Dataset extract:
━━━━━━━━━━━━━━━━━━━━━━━━━━━━━━
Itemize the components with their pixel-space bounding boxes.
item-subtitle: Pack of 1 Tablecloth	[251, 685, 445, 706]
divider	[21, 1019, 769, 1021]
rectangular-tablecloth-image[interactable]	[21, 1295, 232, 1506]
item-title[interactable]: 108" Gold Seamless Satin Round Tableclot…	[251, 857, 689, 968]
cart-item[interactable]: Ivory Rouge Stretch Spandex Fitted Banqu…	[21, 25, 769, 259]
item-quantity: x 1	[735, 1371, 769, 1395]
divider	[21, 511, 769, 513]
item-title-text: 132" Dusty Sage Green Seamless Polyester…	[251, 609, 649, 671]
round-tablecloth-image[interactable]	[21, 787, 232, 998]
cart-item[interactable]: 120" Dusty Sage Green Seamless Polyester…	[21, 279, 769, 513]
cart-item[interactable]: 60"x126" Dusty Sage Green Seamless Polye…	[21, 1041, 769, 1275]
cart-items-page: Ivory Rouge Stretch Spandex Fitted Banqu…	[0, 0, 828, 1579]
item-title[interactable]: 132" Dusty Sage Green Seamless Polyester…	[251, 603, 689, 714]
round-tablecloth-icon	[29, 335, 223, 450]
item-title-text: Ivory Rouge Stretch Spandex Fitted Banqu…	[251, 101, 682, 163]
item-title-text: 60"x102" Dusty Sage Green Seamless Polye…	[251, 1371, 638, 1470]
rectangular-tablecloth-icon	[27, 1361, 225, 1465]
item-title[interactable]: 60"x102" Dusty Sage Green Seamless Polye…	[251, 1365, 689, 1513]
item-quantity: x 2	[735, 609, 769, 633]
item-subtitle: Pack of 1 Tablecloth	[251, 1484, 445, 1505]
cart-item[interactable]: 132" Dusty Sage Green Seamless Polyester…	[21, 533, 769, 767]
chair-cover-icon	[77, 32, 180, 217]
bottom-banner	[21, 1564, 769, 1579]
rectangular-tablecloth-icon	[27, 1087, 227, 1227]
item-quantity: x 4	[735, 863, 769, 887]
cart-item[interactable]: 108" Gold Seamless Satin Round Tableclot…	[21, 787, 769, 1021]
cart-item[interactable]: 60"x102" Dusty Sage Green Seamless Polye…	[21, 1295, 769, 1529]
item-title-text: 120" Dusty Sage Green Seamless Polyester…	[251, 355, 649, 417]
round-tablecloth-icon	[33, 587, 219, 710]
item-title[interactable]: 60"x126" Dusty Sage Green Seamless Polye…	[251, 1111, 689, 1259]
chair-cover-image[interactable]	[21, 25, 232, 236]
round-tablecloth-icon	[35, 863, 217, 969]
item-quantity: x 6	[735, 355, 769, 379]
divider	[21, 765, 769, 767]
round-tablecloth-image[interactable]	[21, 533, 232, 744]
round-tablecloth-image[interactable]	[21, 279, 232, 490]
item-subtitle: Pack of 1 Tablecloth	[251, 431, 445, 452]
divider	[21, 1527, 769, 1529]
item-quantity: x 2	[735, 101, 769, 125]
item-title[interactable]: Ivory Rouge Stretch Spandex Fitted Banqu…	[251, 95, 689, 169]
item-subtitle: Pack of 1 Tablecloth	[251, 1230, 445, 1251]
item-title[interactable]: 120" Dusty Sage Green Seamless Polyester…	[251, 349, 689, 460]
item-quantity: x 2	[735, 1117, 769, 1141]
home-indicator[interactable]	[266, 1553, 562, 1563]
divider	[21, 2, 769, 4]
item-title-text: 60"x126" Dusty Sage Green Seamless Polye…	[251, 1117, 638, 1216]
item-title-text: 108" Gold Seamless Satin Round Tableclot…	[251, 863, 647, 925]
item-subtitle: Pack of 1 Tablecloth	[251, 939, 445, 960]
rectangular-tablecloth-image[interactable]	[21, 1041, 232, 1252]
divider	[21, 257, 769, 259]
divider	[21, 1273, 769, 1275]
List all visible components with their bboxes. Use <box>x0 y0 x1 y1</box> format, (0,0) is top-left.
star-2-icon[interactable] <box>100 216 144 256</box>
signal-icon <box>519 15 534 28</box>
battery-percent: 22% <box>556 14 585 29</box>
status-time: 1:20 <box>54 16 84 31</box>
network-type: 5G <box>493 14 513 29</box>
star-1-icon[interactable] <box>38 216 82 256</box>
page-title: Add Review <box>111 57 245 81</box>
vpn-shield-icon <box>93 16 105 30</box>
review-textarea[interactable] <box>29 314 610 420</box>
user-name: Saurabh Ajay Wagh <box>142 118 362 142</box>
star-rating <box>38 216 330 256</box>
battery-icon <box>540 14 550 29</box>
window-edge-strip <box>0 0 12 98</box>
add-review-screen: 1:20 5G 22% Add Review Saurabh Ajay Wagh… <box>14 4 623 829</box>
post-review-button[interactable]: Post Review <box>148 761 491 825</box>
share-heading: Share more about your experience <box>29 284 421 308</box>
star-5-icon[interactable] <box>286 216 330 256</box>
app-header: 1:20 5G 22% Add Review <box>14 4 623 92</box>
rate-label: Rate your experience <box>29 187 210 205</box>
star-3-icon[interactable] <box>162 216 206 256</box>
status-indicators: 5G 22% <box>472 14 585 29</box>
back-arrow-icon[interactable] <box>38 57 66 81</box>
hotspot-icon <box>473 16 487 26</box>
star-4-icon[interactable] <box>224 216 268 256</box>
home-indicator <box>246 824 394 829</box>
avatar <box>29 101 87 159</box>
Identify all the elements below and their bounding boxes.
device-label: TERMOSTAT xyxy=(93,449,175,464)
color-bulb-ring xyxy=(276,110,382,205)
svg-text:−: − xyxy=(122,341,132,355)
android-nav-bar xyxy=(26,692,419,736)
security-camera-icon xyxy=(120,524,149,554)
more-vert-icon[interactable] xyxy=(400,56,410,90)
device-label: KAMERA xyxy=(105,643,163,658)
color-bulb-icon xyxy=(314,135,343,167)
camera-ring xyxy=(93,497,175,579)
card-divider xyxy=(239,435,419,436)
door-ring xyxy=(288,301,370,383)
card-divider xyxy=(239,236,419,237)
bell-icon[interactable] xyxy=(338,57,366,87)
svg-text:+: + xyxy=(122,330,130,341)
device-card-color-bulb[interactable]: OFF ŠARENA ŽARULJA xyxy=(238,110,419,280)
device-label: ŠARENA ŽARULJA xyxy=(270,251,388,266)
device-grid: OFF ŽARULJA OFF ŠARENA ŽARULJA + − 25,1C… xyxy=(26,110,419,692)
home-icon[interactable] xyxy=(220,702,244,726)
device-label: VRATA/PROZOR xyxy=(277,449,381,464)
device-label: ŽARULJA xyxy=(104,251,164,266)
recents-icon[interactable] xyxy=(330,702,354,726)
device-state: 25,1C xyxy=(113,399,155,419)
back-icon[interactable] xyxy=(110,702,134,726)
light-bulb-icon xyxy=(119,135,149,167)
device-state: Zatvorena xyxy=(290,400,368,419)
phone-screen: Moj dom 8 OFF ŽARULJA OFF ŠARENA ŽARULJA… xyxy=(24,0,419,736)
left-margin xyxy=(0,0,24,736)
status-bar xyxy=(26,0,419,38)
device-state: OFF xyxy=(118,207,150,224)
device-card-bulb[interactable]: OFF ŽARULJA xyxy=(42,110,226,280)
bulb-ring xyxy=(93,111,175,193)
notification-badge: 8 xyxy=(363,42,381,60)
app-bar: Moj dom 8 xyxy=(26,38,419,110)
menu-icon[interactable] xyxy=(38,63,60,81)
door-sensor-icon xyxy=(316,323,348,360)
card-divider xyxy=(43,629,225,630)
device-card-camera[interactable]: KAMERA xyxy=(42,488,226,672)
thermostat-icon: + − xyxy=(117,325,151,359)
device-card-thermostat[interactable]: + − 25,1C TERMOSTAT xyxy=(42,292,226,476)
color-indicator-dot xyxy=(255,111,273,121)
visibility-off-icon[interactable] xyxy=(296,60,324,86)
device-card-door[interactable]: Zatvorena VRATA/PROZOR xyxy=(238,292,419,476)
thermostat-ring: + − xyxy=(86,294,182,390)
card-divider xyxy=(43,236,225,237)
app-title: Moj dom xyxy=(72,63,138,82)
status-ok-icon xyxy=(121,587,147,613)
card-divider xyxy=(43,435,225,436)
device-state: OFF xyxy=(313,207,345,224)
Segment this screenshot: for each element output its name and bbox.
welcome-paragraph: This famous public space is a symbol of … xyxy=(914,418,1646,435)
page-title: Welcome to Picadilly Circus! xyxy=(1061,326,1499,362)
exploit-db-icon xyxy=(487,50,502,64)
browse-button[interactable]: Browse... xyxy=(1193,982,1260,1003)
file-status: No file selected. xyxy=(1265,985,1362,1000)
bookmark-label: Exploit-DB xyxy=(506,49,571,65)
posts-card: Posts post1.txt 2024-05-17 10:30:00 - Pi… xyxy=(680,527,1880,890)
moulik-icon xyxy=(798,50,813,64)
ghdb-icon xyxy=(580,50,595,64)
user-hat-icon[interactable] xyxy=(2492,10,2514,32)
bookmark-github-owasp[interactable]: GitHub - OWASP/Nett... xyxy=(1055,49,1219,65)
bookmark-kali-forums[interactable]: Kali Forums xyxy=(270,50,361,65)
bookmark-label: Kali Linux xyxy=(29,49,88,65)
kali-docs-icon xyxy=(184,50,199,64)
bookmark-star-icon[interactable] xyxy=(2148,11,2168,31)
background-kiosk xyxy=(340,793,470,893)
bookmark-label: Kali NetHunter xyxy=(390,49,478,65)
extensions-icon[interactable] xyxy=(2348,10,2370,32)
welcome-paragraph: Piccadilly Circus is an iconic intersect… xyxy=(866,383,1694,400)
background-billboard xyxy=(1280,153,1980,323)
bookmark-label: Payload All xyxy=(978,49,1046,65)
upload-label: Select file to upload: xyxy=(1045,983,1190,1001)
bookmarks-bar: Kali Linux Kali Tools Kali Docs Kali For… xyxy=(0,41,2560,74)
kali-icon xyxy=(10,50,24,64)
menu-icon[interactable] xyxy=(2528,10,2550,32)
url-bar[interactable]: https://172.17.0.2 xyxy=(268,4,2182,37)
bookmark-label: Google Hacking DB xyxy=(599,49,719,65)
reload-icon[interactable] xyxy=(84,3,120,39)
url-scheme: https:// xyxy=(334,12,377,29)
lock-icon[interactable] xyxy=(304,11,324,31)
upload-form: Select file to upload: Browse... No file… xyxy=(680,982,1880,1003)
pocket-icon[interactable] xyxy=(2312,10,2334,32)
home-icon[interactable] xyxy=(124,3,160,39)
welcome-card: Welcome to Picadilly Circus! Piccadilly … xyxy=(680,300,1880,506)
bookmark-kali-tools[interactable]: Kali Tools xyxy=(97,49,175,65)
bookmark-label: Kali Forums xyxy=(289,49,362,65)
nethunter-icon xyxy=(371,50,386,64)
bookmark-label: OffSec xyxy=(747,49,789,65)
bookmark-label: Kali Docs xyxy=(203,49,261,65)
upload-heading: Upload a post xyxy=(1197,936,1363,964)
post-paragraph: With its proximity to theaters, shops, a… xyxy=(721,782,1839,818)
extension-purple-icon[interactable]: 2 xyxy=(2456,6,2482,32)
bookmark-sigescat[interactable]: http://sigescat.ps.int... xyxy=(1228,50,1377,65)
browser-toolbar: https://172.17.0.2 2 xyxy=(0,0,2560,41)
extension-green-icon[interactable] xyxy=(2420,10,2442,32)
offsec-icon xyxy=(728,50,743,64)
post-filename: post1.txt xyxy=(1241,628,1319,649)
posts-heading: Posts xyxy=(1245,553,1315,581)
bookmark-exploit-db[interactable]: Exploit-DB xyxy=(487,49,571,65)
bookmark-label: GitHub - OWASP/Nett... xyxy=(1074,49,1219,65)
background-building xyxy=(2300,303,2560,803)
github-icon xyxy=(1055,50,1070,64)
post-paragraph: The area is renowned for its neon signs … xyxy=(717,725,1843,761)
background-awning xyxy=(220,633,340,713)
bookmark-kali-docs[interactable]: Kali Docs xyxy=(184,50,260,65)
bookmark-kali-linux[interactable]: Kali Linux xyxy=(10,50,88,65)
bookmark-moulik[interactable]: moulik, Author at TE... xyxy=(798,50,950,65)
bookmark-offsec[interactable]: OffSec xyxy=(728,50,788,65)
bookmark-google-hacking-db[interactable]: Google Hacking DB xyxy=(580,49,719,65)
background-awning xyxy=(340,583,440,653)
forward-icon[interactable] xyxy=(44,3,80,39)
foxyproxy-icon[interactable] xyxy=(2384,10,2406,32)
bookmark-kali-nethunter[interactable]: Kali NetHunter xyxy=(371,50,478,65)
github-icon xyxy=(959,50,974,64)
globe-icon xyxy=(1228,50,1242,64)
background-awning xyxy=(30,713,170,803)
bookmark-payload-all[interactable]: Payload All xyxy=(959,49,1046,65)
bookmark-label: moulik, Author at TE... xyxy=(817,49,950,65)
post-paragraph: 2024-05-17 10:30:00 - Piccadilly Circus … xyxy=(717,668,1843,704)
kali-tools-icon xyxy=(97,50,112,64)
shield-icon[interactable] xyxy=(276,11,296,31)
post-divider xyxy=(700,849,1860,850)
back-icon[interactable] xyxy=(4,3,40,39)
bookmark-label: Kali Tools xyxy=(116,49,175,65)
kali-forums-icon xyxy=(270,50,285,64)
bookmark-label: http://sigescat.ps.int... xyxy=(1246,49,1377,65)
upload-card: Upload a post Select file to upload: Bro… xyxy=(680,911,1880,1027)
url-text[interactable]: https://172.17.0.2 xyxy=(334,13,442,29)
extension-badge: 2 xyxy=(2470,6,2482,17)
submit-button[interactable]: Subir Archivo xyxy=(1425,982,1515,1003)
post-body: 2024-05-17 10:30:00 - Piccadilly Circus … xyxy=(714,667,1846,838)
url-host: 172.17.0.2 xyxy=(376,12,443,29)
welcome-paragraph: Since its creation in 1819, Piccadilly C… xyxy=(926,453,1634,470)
━━━━━━━━━━━━━━━━━━━━━━━━━━━━━━
Set problem: Rewrite the data from its first line through the line containing "1371, 638, 1470]", inclusive, substituting "Forest Green" for every "Dusty Sage Green" and changing nothing else.

Answer in full:
Itemize the components with their pixel-space bounding boxes.
item-subtitle: Pack of 1 Tablecloth	[251, 685, 445, 706]
divider	[21, 1019, 769, 1021]
rectangular-tablecloth-image[interactable]	[21, 1295, 232, 1506]
item-title[interactable]: 108" Gold Seamless Satin Round Tableclot…	[251, 857, 689, 968]
cart-item[interactable]: Ivory Rouge Stretch Spandex Fitted Banqu…	[21, 25, 769, 259]
item-quantity: x 1	[735, 1371, 769, 1395]
divider	[21, 511, 769, 513]
item-title-text: 132" Forest Green Seamless Polyester…	[251, 609, 649, 671]
round-tablecloth-image[interactable]	[21, 787, 232, 998]
cart-item[interactable]: 120" Forest Green Seamless Polyester…	[21, 279, 769, 513]
cart-item[interactable]: 60"x126" Forest Green Seamless Polye…	[21, 1041, 769, 1275]
cart-items-page: Ivory Rouge Stretch Spandex Fitted Banqu…	[0, 0, 828, 1579]
item-title[interactable]: 132" Forest Green Seamless Polyester…	[251, 603, 689, 714]
round-tablecloth-icon	[29, 335, 223, 450]
item-title-text: Ivory Rouge Stretch Spandex Fitted Banqu…	[251, 101, 682, 163]
item-title-text: 60"x102" Forest Green Seamless Polye…	[251, 1371, 638, 1470]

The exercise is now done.